Exercise description
Pick out all lines in the listing holding the string "large" and copy them.

Data listing
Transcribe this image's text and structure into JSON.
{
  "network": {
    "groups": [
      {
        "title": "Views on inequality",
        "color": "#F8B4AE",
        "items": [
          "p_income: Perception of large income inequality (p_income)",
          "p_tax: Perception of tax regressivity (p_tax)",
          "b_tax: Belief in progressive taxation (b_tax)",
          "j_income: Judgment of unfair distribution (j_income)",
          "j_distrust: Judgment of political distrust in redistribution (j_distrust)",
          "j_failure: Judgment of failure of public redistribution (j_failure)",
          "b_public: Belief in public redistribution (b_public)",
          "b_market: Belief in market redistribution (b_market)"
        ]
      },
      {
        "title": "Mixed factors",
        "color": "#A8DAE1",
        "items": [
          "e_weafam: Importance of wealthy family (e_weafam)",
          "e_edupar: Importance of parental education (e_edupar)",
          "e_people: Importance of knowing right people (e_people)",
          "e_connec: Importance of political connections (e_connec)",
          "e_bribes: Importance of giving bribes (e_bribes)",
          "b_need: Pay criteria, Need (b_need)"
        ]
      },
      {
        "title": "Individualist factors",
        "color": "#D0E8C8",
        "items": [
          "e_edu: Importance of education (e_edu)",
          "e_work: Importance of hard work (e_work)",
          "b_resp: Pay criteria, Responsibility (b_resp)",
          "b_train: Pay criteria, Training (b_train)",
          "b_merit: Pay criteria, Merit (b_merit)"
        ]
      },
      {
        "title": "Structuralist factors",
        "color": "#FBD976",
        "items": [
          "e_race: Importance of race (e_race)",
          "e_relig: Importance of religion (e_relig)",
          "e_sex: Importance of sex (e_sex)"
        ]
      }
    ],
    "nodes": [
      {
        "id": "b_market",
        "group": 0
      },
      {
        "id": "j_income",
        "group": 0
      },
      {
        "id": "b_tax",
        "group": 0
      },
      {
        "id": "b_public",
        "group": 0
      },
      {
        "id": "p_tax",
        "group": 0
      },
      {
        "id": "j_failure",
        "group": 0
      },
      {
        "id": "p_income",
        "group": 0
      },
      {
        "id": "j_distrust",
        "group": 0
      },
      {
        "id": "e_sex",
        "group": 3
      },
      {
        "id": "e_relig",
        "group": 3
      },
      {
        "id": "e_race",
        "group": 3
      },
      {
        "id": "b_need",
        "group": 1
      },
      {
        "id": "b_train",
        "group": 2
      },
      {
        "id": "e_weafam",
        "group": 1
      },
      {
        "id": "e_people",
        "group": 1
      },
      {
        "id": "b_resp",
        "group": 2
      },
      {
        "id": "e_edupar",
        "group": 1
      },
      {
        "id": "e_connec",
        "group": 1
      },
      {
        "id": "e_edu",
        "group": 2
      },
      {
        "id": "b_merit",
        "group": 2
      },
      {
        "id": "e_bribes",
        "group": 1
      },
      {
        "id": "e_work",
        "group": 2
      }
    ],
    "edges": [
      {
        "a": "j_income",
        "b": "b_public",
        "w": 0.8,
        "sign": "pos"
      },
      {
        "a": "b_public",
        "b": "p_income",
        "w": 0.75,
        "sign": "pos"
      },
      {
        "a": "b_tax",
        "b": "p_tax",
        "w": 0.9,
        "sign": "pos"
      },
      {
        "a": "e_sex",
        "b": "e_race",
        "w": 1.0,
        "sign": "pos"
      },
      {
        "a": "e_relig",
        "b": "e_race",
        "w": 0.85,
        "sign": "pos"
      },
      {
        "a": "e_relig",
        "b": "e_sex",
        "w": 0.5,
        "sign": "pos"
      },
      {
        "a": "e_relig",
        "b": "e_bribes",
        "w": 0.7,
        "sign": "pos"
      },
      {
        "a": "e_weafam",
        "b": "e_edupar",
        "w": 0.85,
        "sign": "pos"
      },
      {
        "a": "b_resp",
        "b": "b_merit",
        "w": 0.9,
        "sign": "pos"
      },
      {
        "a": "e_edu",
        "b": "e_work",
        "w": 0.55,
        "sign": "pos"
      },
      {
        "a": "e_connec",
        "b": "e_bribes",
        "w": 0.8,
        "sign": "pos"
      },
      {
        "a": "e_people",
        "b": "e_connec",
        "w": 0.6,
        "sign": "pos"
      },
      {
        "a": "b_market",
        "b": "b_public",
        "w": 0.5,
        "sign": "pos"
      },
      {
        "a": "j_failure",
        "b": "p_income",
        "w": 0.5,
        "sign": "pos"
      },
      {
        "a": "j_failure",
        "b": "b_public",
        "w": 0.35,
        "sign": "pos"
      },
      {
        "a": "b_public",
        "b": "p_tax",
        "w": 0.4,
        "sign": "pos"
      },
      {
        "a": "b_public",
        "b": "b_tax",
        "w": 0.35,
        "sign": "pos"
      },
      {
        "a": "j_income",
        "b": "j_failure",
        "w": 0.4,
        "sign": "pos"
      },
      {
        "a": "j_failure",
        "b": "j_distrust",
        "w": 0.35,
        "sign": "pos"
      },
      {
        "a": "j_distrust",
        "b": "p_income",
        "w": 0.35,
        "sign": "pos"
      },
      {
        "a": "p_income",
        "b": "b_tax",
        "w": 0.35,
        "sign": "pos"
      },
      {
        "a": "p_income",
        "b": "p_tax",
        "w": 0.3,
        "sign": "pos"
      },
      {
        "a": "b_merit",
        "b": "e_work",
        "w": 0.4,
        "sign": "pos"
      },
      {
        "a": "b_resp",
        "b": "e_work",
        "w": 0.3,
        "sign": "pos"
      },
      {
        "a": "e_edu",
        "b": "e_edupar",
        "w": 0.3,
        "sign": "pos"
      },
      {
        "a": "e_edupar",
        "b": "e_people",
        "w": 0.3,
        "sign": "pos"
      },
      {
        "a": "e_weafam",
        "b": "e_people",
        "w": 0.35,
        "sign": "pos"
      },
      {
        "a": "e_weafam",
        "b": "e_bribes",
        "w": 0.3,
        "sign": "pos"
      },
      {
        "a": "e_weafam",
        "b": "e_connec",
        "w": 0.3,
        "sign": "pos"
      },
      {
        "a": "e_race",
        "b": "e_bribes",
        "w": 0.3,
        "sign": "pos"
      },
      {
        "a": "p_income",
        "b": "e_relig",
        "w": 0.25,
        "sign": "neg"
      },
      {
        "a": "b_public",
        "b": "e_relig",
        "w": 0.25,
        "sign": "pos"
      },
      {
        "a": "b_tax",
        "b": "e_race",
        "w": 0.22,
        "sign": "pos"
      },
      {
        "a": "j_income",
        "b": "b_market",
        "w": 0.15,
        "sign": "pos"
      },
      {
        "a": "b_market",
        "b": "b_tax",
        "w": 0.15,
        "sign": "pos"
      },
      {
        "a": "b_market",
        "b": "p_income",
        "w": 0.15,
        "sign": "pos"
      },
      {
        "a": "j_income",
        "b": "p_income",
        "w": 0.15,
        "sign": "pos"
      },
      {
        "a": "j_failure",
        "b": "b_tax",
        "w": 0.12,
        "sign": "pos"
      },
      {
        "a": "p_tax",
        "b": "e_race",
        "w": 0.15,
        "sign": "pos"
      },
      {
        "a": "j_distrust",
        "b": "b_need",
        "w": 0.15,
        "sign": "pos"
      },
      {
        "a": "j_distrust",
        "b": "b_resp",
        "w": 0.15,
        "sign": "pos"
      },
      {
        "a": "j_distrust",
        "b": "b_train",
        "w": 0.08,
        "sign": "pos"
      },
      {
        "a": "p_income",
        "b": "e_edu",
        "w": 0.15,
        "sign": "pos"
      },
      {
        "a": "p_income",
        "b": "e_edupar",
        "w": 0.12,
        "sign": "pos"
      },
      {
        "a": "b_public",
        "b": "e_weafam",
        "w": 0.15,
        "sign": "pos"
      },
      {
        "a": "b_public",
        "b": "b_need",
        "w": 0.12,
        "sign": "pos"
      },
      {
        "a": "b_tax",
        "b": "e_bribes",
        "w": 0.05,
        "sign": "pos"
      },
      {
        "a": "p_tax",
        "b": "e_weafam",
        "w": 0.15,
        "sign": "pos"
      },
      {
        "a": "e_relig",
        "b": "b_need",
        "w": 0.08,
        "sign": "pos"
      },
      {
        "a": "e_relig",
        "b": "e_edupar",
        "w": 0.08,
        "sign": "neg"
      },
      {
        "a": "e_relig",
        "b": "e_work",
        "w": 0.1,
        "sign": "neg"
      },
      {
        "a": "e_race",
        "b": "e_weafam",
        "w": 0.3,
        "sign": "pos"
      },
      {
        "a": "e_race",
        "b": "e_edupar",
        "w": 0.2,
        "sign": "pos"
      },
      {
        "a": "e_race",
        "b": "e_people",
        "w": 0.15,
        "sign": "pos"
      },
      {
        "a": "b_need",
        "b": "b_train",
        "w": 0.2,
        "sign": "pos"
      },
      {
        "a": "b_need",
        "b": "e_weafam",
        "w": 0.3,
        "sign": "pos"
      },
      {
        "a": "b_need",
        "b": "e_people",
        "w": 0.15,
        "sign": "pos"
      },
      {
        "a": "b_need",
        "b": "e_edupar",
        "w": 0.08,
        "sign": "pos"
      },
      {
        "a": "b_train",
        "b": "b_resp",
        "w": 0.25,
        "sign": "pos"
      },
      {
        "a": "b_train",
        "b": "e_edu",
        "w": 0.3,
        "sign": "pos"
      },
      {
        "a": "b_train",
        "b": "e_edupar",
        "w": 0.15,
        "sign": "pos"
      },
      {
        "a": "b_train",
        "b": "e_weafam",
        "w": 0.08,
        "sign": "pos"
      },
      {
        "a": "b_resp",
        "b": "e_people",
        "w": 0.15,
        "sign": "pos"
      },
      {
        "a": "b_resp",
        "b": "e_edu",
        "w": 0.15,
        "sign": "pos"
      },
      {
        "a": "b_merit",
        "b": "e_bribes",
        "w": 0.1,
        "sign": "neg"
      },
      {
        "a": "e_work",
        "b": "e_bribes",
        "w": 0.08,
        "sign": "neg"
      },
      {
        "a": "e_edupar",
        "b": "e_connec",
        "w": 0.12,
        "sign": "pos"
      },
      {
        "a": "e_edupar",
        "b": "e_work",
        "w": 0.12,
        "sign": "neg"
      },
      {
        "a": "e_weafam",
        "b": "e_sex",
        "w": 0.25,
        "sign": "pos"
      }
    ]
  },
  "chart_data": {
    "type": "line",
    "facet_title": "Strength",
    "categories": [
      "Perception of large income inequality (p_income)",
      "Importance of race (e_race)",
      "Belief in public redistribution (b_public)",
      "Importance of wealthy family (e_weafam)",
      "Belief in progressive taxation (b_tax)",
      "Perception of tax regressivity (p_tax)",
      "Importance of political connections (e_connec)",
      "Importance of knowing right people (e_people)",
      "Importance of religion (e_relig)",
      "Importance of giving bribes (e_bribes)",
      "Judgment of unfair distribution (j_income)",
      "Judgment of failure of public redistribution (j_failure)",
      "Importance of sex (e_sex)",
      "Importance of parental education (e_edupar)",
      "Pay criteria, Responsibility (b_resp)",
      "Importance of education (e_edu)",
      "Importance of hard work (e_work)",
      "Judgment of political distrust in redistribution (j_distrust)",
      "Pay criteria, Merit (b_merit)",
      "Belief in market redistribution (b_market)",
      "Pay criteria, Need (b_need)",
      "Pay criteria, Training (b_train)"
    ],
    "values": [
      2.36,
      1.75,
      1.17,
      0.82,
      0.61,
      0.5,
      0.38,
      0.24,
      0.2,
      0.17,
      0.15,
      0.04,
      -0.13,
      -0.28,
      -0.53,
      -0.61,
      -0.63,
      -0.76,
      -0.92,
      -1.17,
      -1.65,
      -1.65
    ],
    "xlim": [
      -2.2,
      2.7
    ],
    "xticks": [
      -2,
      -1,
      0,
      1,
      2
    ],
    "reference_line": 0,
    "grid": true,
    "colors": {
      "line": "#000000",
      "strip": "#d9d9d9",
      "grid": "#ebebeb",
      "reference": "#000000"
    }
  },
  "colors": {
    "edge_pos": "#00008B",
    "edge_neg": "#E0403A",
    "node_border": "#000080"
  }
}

Problem solution
          "p_income: Perception of large income inequality (p_income)",
      "Perception of large income inequality (p_income)",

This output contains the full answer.